#### Exercise prompt
Across the material below, how many lines contain the word "πρώτη"? Give only the number.

#### Raw records
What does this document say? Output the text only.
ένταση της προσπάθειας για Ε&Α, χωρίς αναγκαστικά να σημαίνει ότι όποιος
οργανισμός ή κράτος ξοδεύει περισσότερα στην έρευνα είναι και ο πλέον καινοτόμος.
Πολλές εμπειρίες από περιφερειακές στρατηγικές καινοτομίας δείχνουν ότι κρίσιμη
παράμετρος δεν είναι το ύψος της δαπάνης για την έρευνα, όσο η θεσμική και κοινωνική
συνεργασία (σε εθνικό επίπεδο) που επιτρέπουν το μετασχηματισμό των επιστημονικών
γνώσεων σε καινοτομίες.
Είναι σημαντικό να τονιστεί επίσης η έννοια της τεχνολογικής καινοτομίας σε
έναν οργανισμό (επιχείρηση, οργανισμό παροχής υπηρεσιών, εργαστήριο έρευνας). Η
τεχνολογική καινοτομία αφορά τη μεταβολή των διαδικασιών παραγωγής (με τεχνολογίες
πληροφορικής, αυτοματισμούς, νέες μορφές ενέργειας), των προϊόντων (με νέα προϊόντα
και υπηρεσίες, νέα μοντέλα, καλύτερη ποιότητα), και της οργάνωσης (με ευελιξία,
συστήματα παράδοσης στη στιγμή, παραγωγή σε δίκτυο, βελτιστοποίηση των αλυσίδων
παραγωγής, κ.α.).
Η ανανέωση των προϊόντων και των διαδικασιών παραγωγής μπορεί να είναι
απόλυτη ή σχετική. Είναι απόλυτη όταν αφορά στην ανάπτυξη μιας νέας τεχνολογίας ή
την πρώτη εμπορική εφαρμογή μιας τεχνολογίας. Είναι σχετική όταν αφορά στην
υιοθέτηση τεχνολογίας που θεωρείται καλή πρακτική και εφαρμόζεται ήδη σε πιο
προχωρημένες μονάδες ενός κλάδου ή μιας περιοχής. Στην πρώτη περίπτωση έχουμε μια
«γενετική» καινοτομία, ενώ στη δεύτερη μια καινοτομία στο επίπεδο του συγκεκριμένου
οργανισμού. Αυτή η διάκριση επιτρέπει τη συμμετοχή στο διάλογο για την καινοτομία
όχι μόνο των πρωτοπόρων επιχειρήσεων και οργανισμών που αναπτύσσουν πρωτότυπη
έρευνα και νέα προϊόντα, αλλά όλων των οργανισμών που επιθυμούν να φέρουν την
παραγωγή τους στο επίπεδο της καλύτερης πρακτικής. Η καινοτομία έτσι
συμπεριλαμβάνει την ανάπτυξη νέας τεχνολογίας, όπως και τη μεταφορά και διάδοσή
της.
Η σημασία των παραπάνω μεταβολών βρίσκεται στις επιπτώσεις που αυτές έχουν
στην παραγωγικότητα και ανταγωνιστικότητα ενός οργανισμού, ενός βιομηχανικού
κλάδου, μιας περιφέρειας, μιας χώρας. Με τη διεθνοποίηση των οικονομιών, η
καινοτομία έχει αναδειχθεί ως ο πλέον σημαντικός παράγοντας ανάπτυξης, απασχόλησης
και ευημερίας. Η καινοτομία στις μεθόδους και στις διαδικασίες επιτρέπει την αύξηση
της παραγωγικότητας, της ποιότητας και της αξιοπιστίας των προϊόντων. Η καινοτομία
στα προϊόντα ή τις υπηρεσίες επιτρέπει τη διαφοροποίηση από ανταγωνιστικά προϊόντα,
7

#### Task answer
2